-- START Supplied entries --
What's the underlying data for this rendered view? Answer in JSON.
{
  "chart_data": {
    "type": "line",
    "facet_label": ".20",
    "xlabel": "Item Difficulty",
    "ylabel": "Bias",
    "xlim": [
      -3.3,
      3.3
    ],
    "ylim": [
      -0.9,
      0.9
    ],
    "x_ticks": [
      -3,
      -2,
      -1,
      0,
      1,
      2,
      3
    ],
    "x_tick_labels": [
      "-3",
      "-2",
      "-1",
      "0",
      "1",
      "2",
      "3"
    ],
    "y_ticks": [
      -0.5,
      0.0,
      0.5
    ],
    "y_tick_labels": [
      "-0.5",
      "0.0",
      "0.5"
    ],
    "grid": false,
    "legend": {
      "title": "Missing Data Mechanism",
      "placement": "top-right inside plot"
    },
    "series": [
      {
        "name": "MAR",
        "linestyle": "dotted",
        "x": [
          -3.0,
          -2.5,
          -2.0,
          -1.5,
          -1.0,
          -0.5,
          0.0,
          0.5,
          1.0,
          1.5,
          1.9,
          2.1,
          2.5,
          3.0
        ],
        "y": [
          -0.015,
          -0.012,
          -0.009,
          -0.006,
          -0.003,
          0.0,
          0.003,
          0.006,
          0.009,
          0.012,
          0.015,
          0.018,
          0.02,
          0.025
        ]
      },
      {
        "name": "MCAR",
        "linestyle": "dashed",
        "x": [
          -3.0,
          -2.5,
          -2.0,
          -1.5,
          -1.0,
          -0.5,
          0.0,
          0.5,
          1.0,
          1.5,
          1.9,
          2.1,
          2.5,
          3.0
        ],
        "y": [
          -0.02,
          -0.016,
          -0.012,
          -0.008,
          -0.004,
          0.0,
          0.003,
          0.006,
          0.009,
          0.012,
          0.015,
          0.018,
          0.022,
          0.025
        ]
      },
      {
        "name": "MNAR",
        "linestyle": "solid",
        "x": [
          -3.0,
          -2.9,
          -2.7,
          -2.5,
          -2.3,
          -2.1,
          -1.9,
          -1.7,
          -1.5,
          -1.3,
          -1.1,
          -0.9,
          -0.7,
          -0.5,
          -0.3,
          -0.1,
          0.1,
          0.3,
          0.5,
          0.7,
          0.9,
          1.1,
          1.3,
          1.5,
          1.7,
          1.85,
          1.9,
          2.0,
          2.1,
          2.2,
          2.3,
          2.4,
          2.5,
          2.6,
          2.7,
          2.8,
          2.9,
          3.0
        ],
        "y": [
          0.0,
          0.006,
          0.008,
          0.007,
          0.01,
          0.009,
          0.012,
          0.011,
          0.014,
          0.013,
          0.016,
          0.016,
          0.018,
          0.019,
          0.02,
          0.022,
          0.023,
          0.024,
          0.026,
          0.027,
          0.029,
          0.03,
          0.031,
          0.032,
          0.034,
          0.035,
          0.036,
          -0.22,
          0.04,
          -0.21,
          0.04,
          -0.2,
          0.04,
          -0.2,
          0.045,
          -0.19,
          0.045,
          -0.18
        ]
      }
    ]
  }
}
-- END Supplied entries --
** What this task involves **
Write the whole listing out again. Keep every line exactly as it is.

** Correct result **
What's the underlying data for this rendered view? Answer in JSON.
{
  "chart_data": {
    "type": "line",
    "facet_label": ".20",
    "xlabel": "Item Difficulty",
    "ylabel": "Bias",
    "xlim": [
      -3.3,
      3.3
    ],
    "ylim": [
      -0.9,
      0.9
    ],
    "x_ticks": [
      -3,
      -2,
      -1,
      0,
      1,
      2,
      3
    ],
    "x_tick_labels": [
      "-3",
      "-2",
      "-1",
      "0",
      "1",
      "2",
      "3"
    ],
    "y_ticks": [
      -0.5,
      0.0,
      0.5
    ],
    "y_tick_labels": [
      "-0.5",
      "0.0",
      "0.5"
    ],
    "grid": false,
    "legend": {
      "title": "Missing Data Mechanism",
      "placement": "top-right inside plot"
    },
    "series": [
      {
        "name": "MAR",
        "linestyle": "dotted",
        "x": [
          -3.0,
          -2.5,
          -2.0,
          -1.5,
          -1.0,
          -0.5,
          0.0,
          0.5,
          1.0,
          1.5,
          1.9,
          2.1,
          2.5,
          3.0
        ],
        "y": [
          -0.015,
          -0.012,
          -0.009,
          -0.006,
          -0.003,
          0.0,
          0.003,
          0.006,
          0.009,
          0.012,
          0.015,
          0.018,
          0.02,
          0.025
        ]
      },
      {
        "name": "MCAR",
        "linestyle": "dashed",
        "x": [
          -3.0,
          -2.5,
          -2.0,
          -1.5,
          -1.0,
          -0.5,
          0.0,
          0.5,
          1.0,
          1.5,
          1.9,
          2.1,
          2.5,
          3.0
        ],
        "y": [
          -0.02,
          -0.016,
          -0.012,
          -0.008,
          -0.004,
          0.0,
          0.003,
          0.006,
          0.009,
          0.012,
          0.015,
          0.018,
          0.022,
          0.025
        ]
      },
      {
        "name": "MNAR",
        "linestyle": "solid",
        "x": [
          -3.0,
          -2.9,
          -2.7,
          -2.5,
          -2.3,
          -2.1,
          -1.9,
          -1.7,
          -1.5,
          -1.3,
          -1.1,
          -0.9,
          -0.7,
          -0.5,
          -0.3,
          -0.1,
          0.1,
          0.3,
          0.5,
          0.7,
          0.9,
          1.1,
          1.3,
          1.5,
          1.7,
          1.85,
          1.9,
          2.0,
          2.1,
          2.2,
          2.3,
          2.4,
          2.5,
          2.6,
          2.7,
          2.8,
          2.9,
          3.0
        ],
        "y": [
          0.0,
          0.006,
          0.008,
          0.007,
          0.01,
          0.009,
          0.012,
          0.011,
          0.014,
          0.013,
          0.016,
          0.016,
          0.018,
          0.019,
          0.02,
          0.022,
          0.023,
          0.024,
          0.026,
          0.027,
          0.029,
          0.03,
          0.031,
          0.032,
          0.034,
          0.035,
          0.036,
          -0.22,
          0.04,
          -0.21,
          0.04,
          -0.2,
          0.04,
          -0.2,
          0.045,
          -0.19,
          0.045,
          -0.18
        ]
      }
    ]
  }
}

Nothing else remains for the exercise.